▶ What you have to do:
Give the material once more, word for word, without any images.

▶ Extracted records:

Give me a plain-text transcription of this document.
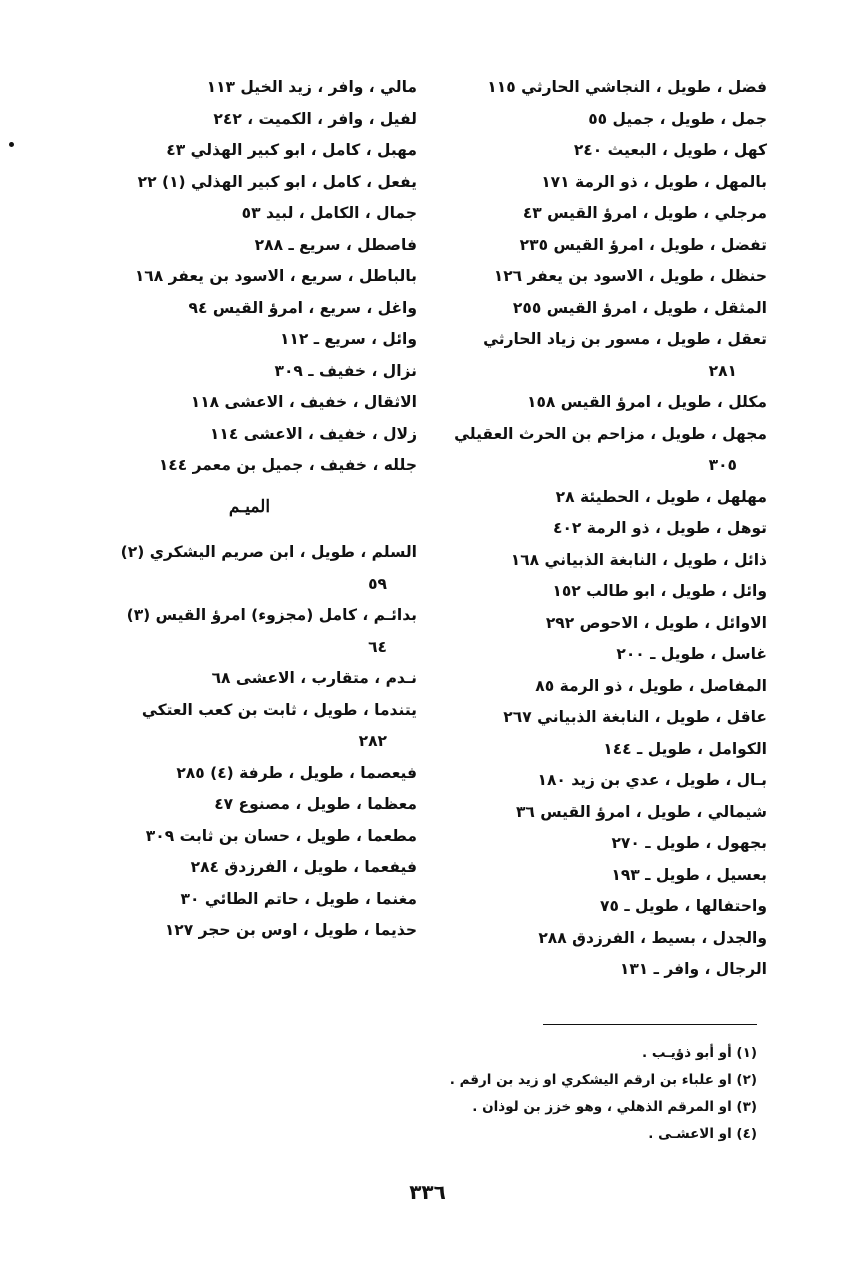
فضل ، طويل ، النجاشي الحارثي ١١٥
جمل ، طويل ، جميل ٥٥
كهل ، طويل ، البعيث ٢٤٠
بالمهل ، طويل ، ذو الرمة ١٧١
مرجلي ، طويل ، امرؤ القيس ٤٣
تفضل ، طويل ، امرؤ القيس ٢٣٥
حنظل ، طويل ، الاسود بن يعفر ١٢٦
المثقل ، طويل ، امرؤ القيس ٢٥٥
تعقل ، طويل ، مسور بن زياد الحارثي
٢٨١
مكلل ، طويل ، امرؤ القيس ١٥٨
مجهل ، طويل ، مزاحم بن الحرث العقيلي
٣٠٥
مهلهل ، طويل ، الحطيئة ٢٨
توهل ، طويل ، ذو الرمة ٤٠٢
ذائل ، طويل ، النابغة الذبياني ١٦٨
وائل ، طويل ، ابو طالب ١٥٢
الاوائل ، طويل ، الاحوص ٢٩٢
غاسل ، طويل ـ ٢٠٠
المفاصل ، طويل ، ذو الرمة ٨٥
عاقل ، طويل ، النابغة الذبياني ٢٦٧
الكوامل ، طويل ـ ١٤٤
بـال ، طويل ، عدي بن زيد ١٨٠
شيمالي ، طويل ، امرؤ القيس ٣٦
بجهول ، طويل ـ ٢٧٠
بعسيل ، طويل ـ ١٩٣
واحتفالها ، طويل ـ ٧٥
والجدل ، بسيط ، الفرزدق ٢٨٨
الرجال ، وافر ـ ١٣١
مالي ، وافر ، زيد الخيل ١١٣
لفيل ، وافر ، الكميت ، ٢٤٢
مهبل ، كامل ، ابو كبير الهذلي ٤٣
يفعل ، كامل ، ابو كبير الهذلي (١) ٢٢
جمال ، الكامل ، لبيد ٥٣
فاصطل ، سريع ـ ٢٨٨
بالباطل ، سريع ، الاسود بن يعفر ١٦٨
واغل ، سريع ، امرؤ القيس ٩٤
وائل ، سريع ـ ١١٢
نزال ، خفيف ـ ٣٠٩
الاثقال ، خفيف ، الاعشى ١١٨
زلال ، خفيف ، الاعشى ١١٤
جلله ، خفيف ، جميل بن معمر ١٤٤
الميـم
السلم ، طويل ، ابن صريم اليشكري (٢)
٥٩
بدائـم ، كامل (مجزوء) امرؤ القيس (٣)
٦٤
نـدم ، متقارب ، الاعشى ٦٨
يتندما ، طويل ، ثابت بن كعب العتكي
٢٨٢
فيعصما ، طويل ، طرفة (٤) ٢٨٥
معظما ، طويل ، مصنوع ٤٧
مطعما ، طويل ، حسان بن ثابت ٣٠٩
فيفعما ، طويل ، الفرزدق ٢٨٤
مغنما ، طويل ، حاتم الطائي ٣٠
حذيما ، طويل ، اوس بن حجر ١٢٧
(١) أو أبو ذؤيـب .
(٢) او علباء بن ارقم اليشكري او زيد بن ارقم .
(٣) او المرقم الذهلي ، وهو خزز بن لوذان .
(٤) او الاعشـى .
٣٣٦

▶ Problem solution:
Give me a plain-text transcription of this document.
فضل ، طويل ، النجاشي الحارثي ١١٥
جمل ، طويل ، جميل ٥٥
كهل ، طويل ، البعيث ٢٤٠
بالمهل ، طويل ، ذو الرمة ١٧١
مرجلي ، طويل ، امرؤ القيس ٤٣
تفضل ، طويل ، امرؤ القيس ٢٣٥
حنظل ، طويل ، الاسود بن يعفر ١٢٦
المثقل ، طويل ، امرؤ القيس ٢٥٥
تعقل ، طويل ، مسور بن زياد الحارثي
٢٨١
مكلل ، طويل ، امرؤ القيس ١٥٨
مجهل ، طويل ، مزاحم بن الحرث العقيلي
٣٠٥
مهلهل ، طويل ، الحطيئة ٢٨
توهل ، طويل ، ذو الرمة ٤٠٢
ذائل ، طويل ، النابغة الذبياني ١٦٨
وائل ، طويل ، ابو طالب ١٥٢
الاوائل ، طويل ، الاحوص ٢٩٢
غاسل ، طويل ـ ٢٠٠
المفاصل ، طويل ، ذو الرمة ٨٥
عاقل ، طويل ، النابغة الذبياني ٢٦٧
الكوامل ، طويل ـ ١٤٤
بـال ، طويل ، عدي بن زيد ١٨٠
شيمالي ، طويل ، امرؤ القيس ٣٦
بجهول ، طويل ـ ٢٧٠
بعسيل ، طويل ـ ١٩٣
واحتفالها ، طويل ـ ٧٥
والجدل ، بسيط ، الفرزدق ٢٨٨
الرجال ، وافر ـ ١٣١
مالي ، وافر ، زيد الخيل ١١٣
لفيل ، وافر ، الكميت ، ٢٤٢
مهبل ، كامل ، ابو كبير الهذلي ٤٣
يفعل ، كامل ، ابو كبير الهذلي (١) ٢٢
جمال ، الكامل ، لبيد ٥٣
فاصطل ، سريع ـ ٢٨٨
بالباطل ، سريع ، الاسود بن يعفر ١٦٨
واغل ، سريع ، امرؤ القيس ٩٤
وائل ، سريع ـ ١١٢
نزال ، خفيف ـ ٣٠٩
الاثقال ، خفيف ، الاعشى ١١٨
زلال ، خفيف ، الاعشى ١١٤
جلله ، خفيف ، جميل بن معمر ١٤٤
الميـم
السلم ، طويل ، ابن صريم اليشكري (٢)
٥٩
بدائـم ، كامل (مجزوء) امرؤ القيس (٣)
٦٤
نـدم ، متقارب ، الاعشى ٦٨
يتندما ، طويل ، ثابت بن كعب العتكي
٢٨٢
فيعصما ، طويل ، طرفة (٤) ٢٨٥
معظما ، طويل ، مصنوع ٤٧
مطعما ، طويل ، حسان بن ثابت ٣٠٩
فيفعما ، طويل ، الفرزدق ٢٨٤
مغنما ، طويل ، حاتم الطائي ٣٠
حذيما ، طويل ، اوس بن حجر ١٢٧
(١) أو أبو ذؤيـب .
(٢) او علباء بن ارقم اليشكري او زيد بن ارقم .
(٣) او المرقم الذهلي ، وهو خزز بن لوذان .
(٤) او الاعشـى .
٣٣٦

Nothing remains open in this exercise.